Document excerpt =>
┌────────
GCFGlobal.org
- Website type: Online education/e-learning
- Available in: English, Spanish, and Portuguese
- Owner: Goodwill Community Foundation Inc
- Creator: Rev. Dennis McLain
- Website: edu.gcfglobal.org

= GCFGlobal.org =

Free online educational website

GCFGlobal.org (formerly GCFLearnFree.org) is a free online educational website focusing on technology, job training, reading, and math skills. The site is a program of the Goodwill Community Foundation Inc. (GCF). Content in English and Spanish are produced in Raleigh, North Carolina and Bogotá, Colombia respectively, which allows the platform to create content accordingly to each language.

==History==
GCFLearnFree.org was created in July 2000 by Goodwill Community Foundation Inc president Dennis McLain as an online training program with both English and Spanish language lessons. The program was funded through revenue generated from the value of donated items to Goodwill Community Foundation (GCF).

==Self-paced tutorials==
The GCFGlobal.org programs are designed around self-paced instruction. The website offers dozens of free, self-paced tutorials in technology, Microsoft Office, work and career, reading, math, and everyday life.
All tutorials can be accessed with no registration required, but users can also create a free GCFGlobal.org account to track their learning history and create transcripts of completed tutorials. Tutorials use video, sound, art, storytelling, and text.
GCFGlobal.org's self-paced tutorials are part of the free resources available at DigitalLiteracy.gov, an Obama administration initiative focused on digital literacy. GCFGlobal.org is also an Everyoneon.org partner.
└────────
Study questions =>
(1) In the article on GCFGlobal.org, tutorials need no registration. Explain why a user might still create a free account, in one to three sentences.
(2) Pick up the article on GCFGlobal.org after its last sentence and keep writing.

Data section =>
┌────────
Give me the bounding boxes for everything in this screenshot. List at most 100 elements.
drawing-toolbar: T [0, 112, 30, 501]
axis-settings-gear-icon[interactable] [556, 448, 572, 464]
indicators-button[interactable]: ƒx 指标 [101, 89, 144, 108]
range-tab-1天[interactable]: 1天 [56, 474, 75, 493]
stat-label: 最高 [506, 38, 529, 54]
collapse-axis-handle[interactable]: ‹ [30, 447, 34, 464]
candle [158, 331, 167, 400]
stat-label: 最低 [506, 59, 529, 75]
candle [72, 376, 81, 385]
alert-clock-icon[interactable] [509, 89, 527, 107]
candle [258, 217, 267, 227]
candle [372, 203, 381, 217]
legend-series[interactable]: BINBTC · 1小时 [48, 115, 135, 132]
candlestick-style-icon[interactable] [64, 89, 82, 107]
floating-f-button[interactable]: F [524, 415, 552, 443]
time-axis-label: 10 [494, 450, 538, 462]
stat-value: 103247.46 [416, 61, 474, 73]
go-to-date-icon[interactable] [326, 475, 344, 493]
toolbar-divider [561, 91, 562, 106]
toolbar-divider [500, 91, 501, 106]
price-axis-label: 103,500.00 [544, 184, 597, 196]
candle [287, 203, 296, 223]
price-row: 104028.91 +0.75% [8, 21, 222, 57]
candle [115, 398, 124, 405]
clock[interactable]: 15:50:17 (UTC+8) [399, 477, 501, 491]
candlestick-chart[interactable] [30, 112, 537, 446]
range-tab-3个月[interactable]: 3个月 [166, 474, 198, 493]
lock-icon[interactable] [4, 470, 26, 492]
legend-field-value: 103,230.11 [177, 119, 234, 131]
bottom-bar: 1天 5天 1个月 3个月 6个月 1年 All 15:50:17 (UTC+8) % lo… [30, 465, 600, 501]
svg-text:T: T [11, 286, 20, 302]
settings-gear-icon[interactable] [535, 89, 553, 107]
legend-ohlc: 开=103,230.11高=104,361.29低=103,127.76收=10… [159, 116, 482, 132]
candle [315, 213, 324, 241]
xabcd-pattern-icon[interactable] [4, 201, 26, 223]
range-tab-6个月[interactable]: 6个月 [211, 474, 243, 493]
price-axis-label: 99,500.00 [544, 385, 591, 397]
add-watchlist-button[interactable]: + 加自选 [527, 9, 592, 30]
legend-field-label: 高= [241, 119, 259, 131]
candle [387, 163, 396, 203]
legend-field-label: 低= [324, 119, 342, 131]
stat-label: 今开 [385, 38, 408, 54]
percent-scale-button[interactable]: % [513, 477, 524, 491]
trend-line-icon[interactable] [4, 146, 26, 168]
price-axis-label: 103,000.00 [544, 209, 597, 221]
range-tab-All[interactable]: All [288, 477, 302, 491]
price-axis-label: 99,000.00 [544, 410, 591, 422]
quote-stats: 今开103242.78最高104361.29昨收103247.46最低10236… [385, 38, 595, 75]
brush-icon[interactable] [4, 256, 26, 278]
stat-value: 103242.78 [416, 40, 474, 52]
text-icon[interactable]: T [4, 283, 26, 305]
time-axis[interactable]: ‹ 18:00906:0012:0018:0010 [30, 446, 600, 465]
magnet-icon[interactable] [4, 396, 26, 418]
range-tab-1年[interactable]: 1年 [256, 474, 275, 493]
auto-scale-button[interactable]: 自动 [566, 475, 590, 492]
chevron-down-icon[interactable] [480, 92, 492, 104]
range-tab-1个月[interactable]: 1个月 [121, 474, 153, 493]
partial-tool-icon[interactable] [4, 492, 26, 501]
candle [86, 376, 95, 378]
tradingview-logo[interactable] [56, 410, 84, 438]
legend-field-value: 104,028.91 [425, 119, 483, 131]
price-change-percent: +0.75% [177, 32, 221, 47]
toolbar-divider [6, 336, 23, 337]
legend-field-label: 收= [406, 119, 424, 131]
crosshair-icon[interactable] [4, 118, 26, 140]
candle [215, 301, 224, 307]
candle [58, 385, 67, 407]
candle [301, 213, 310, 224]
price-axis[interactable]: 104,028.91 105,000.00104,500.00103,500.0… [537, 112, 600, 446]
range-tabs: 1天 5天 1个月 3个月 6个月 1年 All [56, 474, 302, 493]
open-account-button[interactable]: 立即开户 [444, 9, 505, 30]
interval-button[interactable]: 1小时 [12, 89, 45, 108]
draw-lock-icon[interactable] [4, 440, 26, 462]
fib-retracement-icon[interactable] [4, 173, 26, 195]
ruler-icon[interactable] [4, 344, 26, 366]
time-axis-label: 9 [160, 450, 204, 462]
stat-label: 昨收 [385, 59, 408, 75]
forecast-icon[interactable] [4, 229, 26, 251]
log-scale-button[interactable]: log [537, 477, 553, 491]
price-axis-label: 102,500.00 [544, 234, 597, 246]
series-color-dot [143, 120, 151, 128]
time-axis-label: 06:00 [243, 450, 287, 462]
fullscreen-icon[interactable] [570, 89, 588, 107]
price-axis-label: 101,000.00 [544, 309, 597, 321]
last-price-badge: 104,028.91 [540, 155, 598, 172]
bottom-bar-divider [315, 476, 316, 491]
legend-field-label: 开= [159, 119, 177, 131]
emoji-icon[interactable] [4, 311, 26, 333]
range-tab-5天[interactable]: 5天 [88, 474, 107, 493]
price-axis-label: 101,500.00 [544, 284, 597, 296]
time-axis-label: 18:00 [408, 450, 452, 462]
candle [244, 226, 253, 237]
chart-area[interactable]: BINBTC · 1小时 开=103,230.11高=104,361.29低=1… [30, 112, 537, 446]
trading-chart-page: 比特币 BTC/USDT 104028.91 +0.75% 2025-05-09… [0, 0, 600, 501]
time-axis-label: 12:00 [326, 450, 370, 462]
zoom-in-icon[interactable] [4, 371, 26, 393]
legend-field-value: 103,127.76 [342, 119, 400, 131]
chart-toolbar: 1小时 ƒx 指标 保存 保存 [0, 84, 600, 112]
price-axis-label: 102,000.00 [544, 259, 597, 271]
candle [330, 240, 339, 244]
└────────
Answers by item number =>
(1) A free GCFGlobal.org account lets users track their learning history. It also lets them create transcripts of the tutorials they have completed.

(2)
Organizations that use GCFGlobal.org include K-12 schools, colleges, homeschool groups, nonprofit organizations, libraries, businesses, and career centers.

==Online classes==
GCFGlobal.org offers free online classes that offer certificates of completion. Online classes require registration and submission of assignments, and they are supported by online instructors. The online class program is accredited by the International Association for Continuing Education and Training (IACET).

==Awards and recognition==
GCFLearnFree.org won the 2012 MERLOT Classics Award for its Word 2010 tutorial.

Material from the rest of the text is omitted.